** Task instructions **
From the entries that follow, list every line in which the string "this" appears.
★ ★ ★
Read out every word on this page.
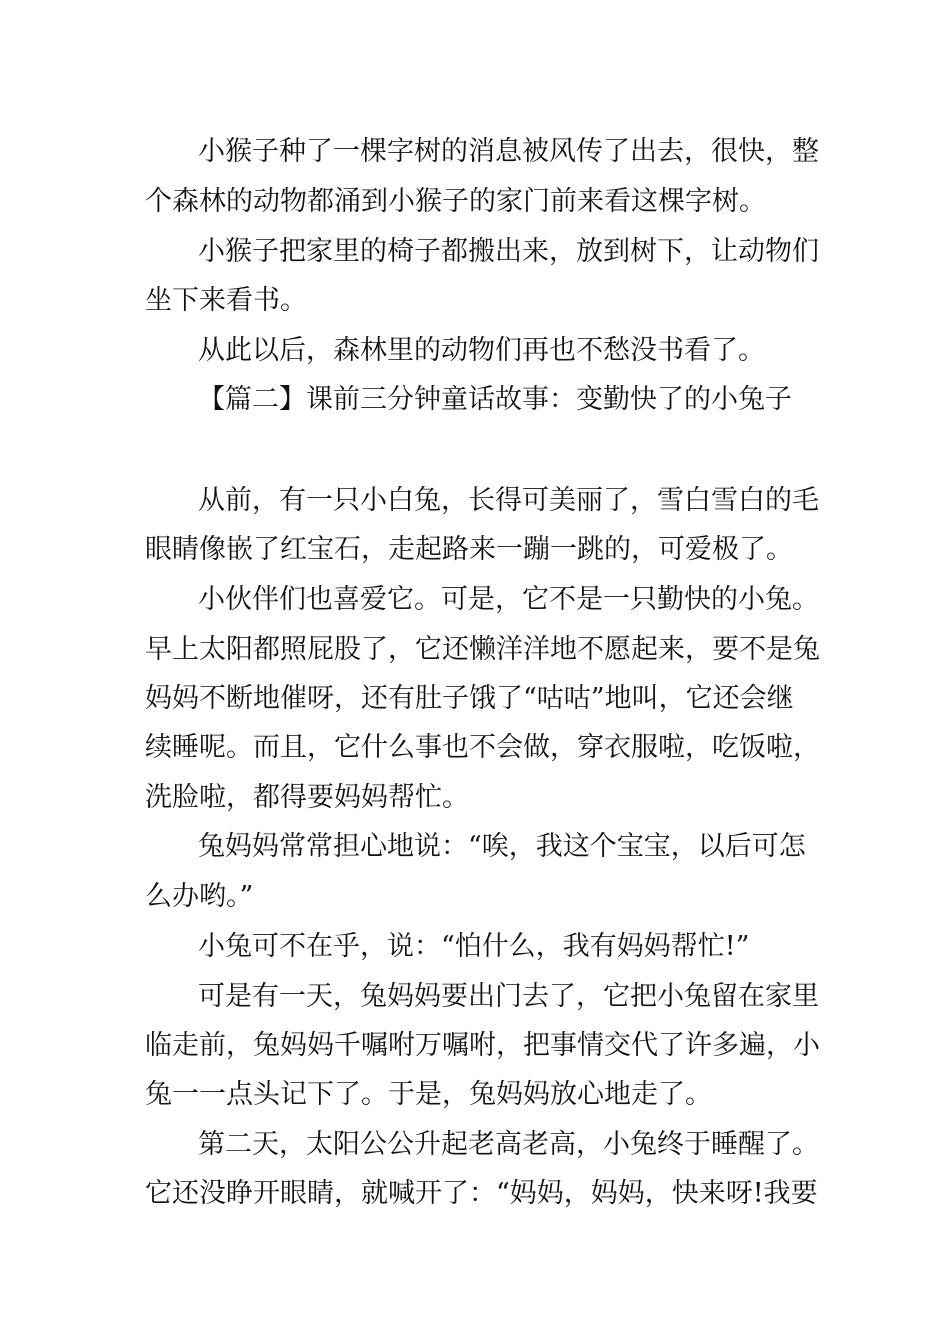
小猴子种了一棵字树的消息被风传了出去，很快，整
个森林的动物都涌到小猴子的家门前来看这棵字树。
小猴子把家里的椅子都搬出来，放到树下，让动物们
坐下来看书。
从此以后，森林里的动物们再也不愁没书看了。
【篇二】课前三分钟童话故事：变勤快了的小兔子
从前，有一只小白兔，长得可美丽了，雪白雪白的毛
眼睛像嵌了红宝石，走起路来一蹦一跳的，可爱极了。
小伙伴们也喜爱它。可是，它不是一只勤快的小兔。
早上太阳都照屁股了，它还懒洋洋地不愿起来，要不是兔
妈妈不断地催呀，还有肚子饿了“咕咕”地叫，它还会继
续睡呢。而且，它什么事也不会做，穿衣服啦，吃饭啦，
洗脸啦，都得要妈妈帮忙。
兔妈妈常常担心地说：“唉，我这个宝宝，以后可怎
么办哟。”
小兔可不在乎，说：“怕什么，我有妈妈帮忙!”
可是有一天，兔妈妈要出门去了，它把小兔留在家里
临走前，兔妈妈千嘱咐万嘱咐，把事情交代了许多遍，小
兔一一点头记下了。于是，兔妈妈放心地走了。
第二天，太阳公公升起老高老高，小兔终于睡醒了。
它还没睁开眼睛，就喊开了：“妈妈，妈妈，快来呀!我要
★ ★ ★
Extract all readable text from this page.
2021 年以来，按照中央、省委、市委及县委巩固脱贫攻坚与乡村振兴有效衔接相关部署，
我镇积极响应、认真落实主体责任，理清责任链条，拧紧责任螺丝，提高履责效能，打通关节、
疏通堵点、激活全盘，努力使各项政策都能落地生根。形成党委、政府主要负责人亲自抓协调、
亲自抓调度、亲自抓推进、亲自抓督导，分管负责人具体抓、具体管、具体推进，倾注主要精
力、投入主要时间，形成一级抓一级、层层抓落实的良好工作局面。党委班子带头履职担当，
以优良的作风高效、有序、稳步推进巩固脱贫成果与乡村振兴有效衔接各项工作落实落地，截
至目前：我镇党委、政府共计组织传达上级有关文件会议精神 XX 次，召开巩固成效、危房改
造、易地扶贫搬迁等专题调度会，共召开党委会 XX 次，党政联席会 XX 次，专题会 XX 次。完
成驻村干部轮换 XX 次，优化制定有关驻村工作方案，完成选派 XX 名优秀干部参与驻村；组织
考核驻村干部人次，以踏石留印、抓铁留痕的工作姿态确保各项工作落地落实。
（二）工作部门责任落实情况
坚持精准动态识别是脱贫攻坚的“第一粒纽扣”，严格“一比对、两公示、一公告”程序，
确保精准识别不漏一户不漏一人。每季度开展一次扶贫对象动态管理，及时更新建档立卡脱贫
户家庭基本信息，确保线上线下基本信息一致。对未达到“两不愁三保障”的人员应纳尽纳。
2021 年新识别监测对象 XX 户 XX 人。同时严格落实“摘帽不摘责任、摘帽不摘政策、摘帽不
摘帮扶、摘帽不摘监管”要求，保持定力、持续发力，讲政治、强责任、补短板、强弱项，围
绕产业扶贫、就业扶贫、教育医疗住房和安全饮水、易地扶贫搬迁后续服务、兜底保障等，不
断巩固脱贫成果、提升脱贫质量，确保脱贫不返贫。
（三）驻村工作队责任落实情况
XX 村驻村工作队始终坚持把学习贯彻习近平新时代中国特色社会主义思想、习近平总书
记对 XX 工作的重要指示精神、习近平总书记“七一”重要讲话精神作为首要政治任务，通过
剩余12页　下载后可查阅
★ ★ ★
** Output of the task **
Read out every word on this page.
Extract all readable text from this page.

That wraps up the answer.